JOB →
Print the items from their first line through the line that contains "bar [581, 282, 592, 638]", copying every line unchanged.

RECORDS SUPPLIED →
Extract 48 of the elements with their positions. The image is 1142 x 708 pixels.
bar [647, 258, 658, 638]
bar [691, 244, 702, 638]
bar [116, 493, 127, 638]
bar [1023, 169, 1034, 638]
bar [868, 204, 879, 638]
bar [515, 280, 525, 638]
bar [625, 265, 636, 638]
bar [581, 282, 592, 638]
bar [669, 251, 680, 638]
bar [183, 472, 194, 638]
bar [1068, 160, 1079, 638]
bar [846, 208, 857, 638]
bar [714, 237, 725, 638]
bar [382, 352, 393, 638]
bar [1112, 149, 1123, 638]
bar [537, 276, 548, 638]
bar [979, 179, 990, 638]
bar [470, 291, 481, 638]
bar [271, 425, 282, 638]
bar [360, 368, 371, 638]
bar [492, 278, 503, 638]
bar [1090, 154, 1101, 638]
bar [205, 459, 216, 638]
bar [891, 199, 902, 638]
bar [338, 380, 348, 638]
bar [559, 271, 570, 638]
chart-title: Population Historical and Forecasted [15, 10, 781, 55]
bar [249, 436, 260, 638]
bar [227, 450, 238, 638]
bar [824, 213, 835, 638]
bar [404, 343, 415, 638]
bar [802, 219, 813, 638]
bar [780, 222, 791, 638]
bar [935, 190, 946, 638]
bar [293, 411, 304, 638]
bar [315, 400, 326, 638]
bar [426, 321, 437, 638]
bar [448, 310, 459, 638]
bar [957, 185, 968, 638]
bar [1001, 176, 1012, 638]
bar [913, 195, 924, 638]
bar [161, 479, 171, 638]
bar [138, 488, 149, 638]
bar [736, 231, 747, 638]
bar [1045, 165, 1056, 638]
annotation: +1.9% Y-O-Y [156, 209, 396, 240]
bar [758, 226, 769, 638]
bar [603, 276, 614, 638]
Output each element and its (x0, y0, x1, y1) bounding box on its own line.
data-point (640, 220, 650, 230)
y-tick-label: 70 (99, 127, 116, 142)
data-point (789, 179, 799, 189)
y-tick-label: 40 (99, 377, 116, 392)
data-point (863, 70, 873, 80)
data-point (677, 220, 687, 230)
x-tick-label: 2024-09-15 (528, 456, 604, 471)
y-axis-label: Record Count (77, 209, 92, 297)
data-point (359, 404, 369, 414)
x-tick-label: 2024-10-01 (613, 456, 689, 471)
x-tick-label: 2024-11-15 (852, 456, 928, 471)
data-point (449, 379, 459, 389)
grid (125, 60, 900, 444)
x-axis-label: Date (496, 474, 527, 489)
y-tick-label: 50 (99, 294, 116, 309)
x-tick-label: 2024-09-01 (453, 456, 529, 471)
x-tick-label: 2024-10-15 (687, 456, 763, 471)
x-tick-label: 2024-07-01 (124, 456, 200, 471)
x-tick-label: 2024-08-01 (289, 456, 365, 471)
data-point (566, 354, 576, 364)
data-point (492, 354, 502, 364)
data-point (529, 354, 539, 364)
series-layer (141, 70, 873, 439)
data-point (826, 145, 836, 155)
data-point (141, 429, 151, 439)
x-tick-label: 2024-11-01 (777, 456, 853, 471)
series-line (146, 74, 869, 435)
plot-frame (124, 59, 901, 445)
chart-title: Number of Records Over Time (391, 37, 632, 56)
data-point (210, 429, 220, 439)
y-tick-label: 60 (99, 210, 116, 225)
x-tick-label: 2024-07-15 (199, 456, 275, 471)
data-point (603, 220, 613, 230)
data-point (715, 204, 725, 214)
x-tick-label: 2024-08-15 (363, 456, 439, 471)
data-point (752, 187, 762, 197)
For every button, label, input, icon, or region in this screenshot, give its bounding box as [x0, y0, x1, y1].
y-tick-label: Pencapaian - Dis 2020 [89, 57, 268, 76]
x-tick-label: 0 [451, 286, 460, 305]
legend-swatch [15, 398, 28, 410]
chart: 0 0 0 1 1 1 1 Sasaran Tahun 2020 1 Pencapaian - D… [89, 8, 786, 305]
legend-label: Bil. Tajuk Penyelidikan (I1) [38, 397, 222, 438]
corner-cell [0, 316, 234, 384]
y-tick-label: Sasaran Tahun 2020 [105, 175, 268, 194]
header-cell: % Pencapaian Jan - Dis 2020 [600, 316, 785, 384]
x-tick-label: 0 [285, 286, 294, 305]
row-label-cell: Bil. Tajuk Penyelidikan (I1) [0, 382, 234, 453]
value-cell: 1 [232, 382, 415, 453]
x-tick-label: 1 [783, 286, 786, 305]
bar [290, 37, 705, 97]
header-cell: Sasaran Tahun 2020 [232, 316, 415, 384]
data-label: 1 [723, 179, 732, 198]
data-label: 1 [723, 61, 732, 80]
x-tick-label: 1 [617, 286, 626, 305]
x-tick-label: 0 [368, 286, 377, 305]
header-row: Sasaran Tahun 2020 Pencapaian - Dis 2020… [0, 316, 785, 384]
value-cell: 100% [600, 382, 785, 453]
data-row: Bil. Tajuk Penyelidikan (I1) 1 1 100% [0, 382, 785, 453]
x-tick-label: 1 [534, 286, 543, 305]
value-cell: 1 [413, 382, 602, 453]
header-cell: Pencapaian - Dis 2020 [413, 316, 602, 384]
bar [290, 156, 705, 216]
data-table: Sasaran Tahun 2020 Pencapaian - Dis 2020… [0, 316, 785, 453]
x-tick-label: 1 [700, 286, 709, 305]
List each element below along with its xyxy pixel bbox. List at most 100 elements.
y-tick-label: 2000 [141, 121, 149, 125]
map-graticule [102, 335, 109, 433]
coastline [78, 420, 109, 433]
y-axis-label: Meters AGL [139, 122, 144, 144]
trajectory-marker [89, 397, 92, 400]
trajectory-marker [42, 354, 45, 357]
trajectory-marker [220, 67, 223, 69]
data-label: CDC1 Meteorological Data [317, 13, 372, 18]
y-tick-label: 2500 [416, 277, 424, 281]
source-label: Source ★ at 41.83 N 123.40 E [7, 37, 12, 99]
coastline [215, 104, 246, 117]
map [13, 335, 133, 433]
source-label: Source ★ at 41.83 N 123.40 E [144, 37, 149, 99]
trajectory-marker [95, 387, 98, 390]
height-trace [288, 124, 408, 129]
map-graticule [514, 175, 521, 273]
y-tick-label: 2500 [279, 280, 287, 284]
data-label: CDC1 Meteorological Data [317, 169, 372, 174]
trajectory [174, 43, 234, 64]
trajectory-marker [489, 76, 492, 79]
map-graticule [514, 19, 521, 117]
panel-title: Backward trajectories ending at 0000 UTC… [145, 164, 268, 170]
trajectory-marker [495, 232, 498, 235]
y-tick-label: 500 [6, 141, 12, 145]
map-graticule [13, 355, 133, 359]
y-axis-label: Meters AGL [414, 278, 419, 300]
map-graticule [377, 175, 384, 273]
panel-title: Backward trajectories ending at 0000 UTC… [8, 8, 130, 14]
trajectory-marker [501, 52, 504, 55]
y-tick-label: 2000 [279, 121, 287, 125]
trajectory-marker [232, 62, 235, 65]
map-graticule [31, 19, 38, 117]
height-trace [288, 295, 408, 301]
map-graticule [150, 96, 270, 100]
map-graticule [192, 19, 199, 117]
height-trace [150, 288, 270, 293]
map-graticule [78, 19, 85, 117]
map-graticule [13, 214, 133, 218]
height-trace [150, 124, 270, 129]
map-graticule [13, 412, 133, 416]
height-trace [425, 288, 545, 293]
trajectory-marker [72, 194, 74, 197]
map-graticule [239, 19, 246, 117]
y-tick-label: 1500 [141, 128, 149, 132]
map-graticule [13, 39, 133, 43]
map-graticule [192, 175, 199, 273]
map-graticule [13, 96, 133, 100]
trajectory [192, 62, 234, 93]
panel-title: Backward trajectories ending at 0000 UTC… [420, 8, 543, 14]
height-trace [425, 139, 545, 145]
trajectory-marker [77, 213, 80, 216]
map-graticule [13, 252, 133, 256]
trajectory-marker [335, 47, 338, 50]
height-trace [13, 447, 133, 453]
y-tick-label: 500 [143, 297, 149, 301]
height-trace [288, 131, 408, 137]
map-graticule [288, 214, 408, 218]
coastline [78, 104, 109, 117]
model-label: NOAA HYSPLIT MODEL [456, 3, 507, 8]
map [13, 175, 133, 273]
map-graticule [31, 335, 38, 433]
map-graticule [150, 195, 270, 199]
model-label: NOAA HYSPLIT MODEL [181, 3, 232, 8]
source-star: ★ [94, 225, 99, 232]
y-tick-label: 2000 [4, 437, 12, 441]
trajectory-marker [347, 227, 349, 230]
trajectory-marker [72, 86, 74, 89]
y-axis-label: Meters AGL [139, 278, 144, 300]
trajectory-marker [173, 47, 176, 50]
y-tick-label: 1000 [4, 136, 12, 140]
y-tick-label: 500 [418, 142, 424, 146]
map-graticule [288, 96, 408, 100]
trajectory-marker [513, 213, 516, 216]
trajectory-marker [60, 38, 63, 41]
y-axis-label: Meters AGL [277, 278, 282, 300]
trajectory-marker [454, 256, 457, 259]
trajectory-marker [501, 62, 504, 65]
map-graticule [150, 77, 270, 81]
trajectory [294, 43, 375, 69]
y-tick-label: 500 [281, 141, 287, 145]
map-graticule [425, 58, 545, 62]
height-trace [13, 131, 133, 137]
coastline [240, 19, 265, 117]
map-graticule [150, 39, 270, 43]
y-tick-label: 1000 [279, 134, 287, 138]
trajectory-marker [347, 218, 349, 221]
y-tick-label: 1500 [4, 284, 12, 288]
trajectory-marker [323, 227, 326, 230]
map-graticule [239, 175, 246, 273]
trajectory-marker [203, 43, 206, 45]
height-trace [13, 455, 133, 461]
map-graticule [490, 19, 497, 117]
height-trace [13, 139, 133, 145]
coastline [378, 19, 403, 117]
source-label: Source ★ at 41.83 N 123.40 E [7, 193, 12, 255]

TASK RESULT →
Extract 48 of the elements with their positions. The image is 1142 x 708 pixels.
bar [647, 258, 658, 638]
bar [691, 244, 702, 638]
bar [116, 493, 127, 638]
bar [1023, 169, 1034, 638]
bar [868, 204, 879, 638]
bar [515, 280, 525, 638]
bar [625, 265, 636, 638]
bar [581, 282, 592, 638]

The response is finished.